**THE INPUT:**
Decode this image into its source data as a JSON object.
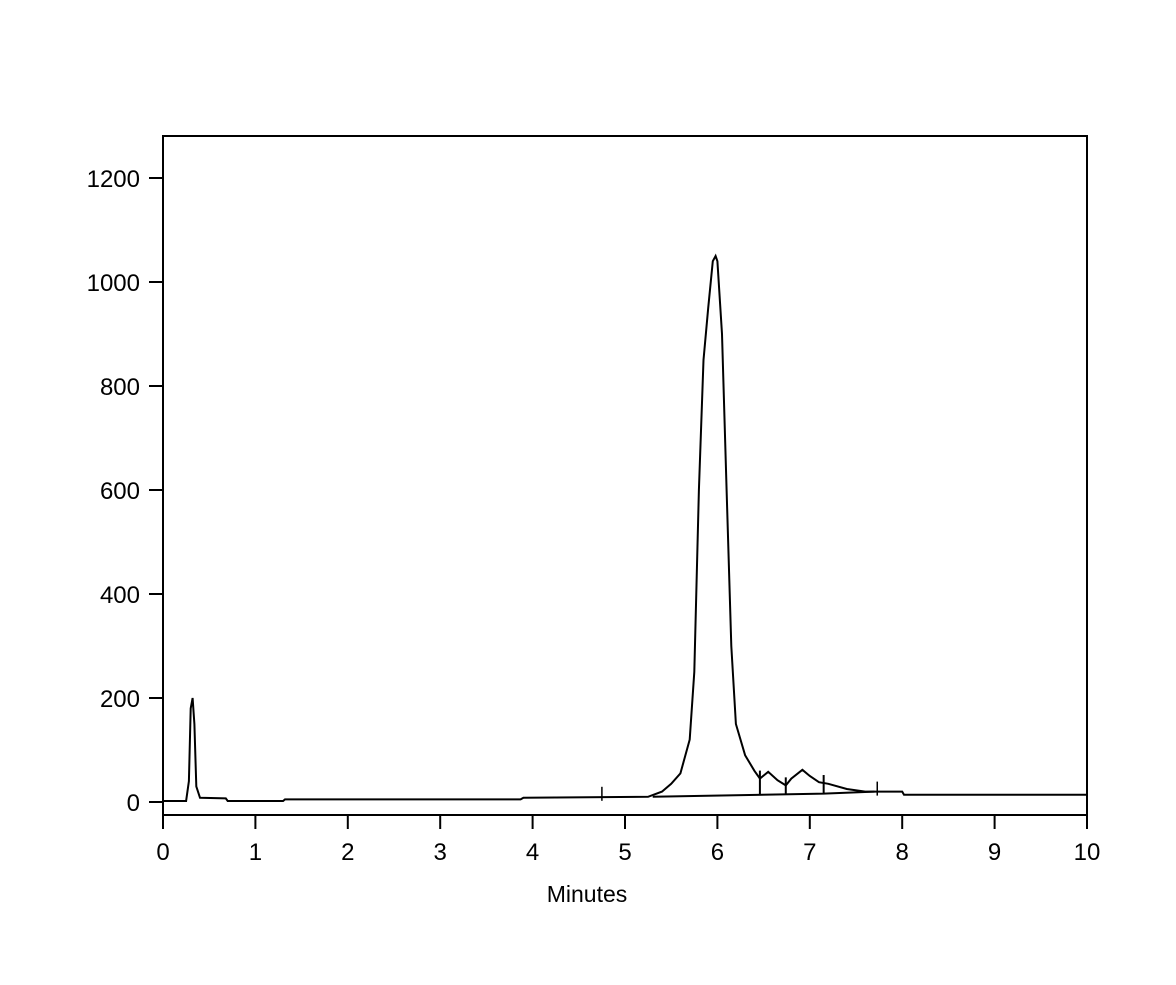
{
  "chart_data": {
    "type": "line",
    "title": "",
    "xlabel": "Minutes",
    "ylabel": "",
    "xlim": [
      0,
      10
    ],
    "ylim": [
      -20,
      1280
    ],
    "grid": false,
    "x_ticks": [
      "0",
      "1",
      "2",
      "3",
      "4",
      "5",
      "6",
      "7",
      "8",
      "9",
      "10"
    ],
    "y_ticks": [
      "0",
      "200",
      "400",
      "600",
      "800",
      "1000",
      "1200"
    ],
    "series": [
      {
        "x": [
          0,
          0.25,
          0.28,
          0.3,
          0.32,
          0.34,
          0.36,
          0.4,
          0.68,
          0.7,
          1.3,
          1.32,
          3.87,
          3.9,
          5.25,
          5.4,
          5.5,
          5.6,
          5.7,
          5.75,
          5.8,
          5.85,
          5.9,
          5.95,
          5.98,
          6.0,
          6.05,
          6.1,
          6.15,
          6.2,
          6.3,
          6.4,
          6.46,
          6.55,
          6.65,
          6.74,
          6.8,
          6.92,
          7.0,
          7.1,
          7.2,
          7.4,
          7.6,
          8.0,
          8.02,
          10
        ],
        "y": [
          2,
          2,
          40,
          180,
          200,
          150,
          30,
          8,
          7,
          2,
          2,
          5,
          5,
          8,
          10,
          20,
          35,
          55,
          120,
          250,
          600,
          850,
          950,
          1040,
          1050,
          1040,
          900,
          600,
          300,
          150,
          90,
          60,
          45,
          58,
          42,
          32,
          45,
          62,
          50,
          38,
          35,
          25,
          20,
          20,
          14,
          14
        ]
      }
    ],
    "baseline": {
      "x": [
        5.3,
        7.15,
        7.7
      ],
      "y": [
        10,
        16,
        20
      ]
    },
    "peak_markers": [
      6.46,
      6.74,
      7.15
    ],
    "event_ticks": [
      4.75,
      7.73
    ]
  }
}
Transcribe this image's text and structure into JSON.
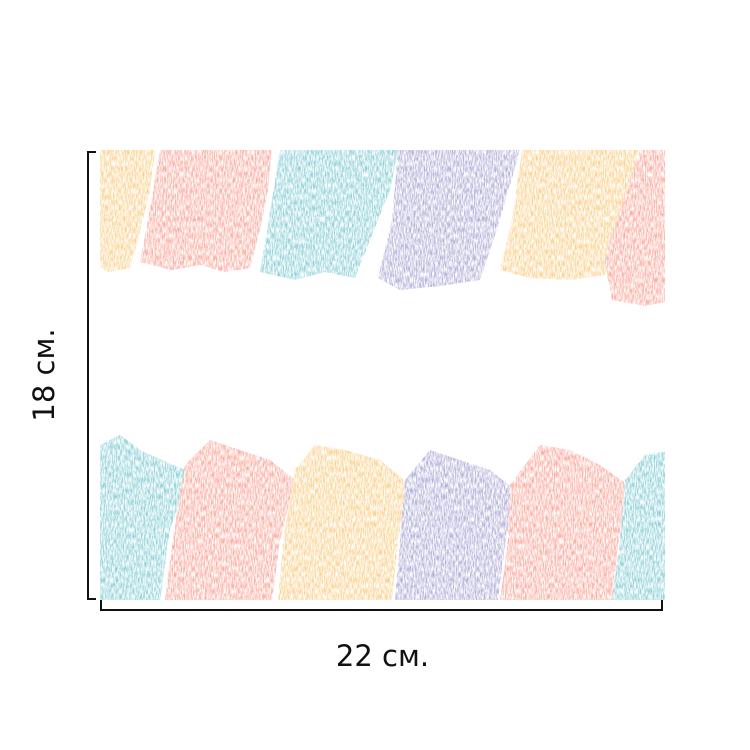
{
  "dimensions": {
    "width_label": "22 см.",
    "height_label": "18 см."
  },
  "palette": {
    "teal": "#8dd0d8",
    "coral": "#fbaa9e",
    "yellow": "#fbd08c",
    "lavender": "#b2aed8",
    "background": "#ffffff"
  },
  "top_stripes": [
    "yellow",
    "coral",
    "teal",
    "lavender",
    "yellow",
    "coral"
  ],
  "bottom_stripes": [
    "teal",
    "coral",
    "yellow",
    "lavender",
    "coral",
    "teal"
  ]
}
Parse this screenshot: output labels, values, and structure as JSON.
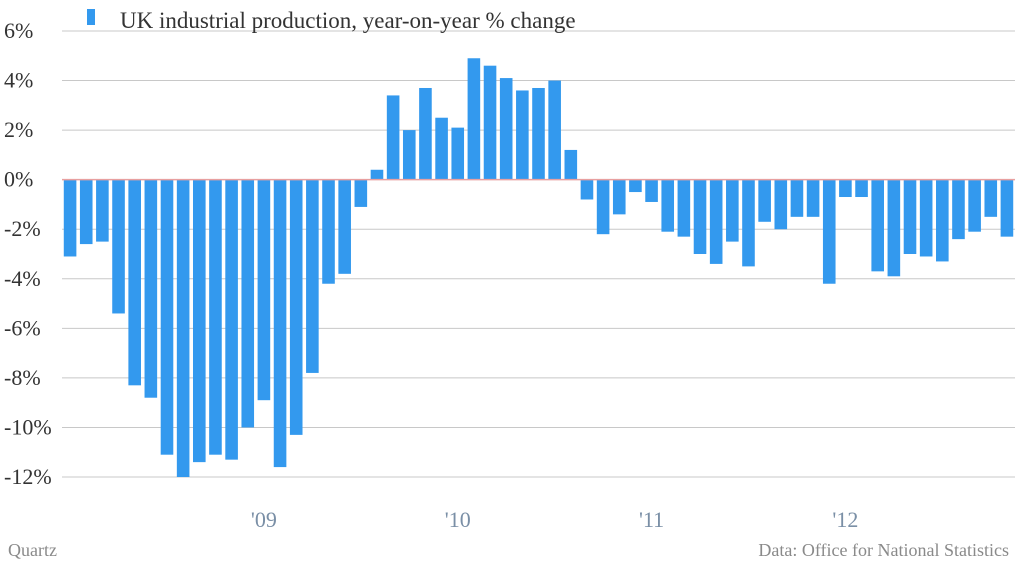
{
  "chart_data": {
    "type": "bar",
    "legend": {
      "label": "UK industrial production, year-on-year % change",
      "placement": "top-left"
    },
    "ylim": [
      -12,
      6
    ],
    "yticks": [
      6,
      4,
      2,
      0,
      -2,
      -4,
      -6,
      -8,
      -10,
      -12
    ],
    "y_tick_labels": [
      "6%",
      "4%",
      "2%",
      "0%",
      "-2%",
      "-4%",
      "-6%",
      "-8%",
      "-10%",
      "-12%"
    ],
    "x_tick_labels": [
      {
        "label": "'09",
        "index": 12
      },
      {
        "label": "'10",
        "index": 24
      },
      {
        "label": "'11",
        "index": 36
      },
      {
        "label": "'12",
        "index": 48
      }
    ],
    "grid": true,
    "series": [
      {
        "values": [
          -3.1,
          -2.6,
          -2.5,
          -5.4,
          -8.3,
          -8.8,
          -11.1,
          -12.0,
          -11.4,
          -11.1,
          -11.3,
          -10.0,
          -8.9,
          -11.6,
          -10.3,
          -7.8,
          -4.2,
          -3.8,
          -1.1,
          0.4,
          3.4,
          2.0,
          3.7,
          2.5,
          2.1,
          4.9,
          4.6,
          4.1,
          3.6,
          3.7,
          4.0,
          1.2,
          -0.8,
          -2.2,
          -1.4,
          -0.5,
          -0.9,
          -2.1,
          -2.3,
          -3.0,
          -3.4,
          -2.5,
          -3.5,
          -1.7,
          -2.0,
          -1.5,
          -1.5,
          -4.2,
          -0.7,
          -0.7,
          -3.7,
          -3.9,
          -3.0,
          -3.1,
          -3.3,
          -2.4,
          -2.1,
          -1.5,
          -2.3
        ],
        "color": "#3399ee"
      }
    ],
    "zero_line_color": "#e8a0a0",
    "grid_color": "#c8c8c8"
  },
  "footer": {
    "source_left": "Quartz",
    "source_right": "Data: Office for National Statistics"
  }
}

**TO DO:**
Filter the records, keeping only lines that contain "JSON", and show those lines.

**COMPLETED TASK:**
Decode this image into its source data as a JSON object.
Transcribe this image's text and structure into JSON.
Parse this screenshot: output labels, values, and structure as JSON.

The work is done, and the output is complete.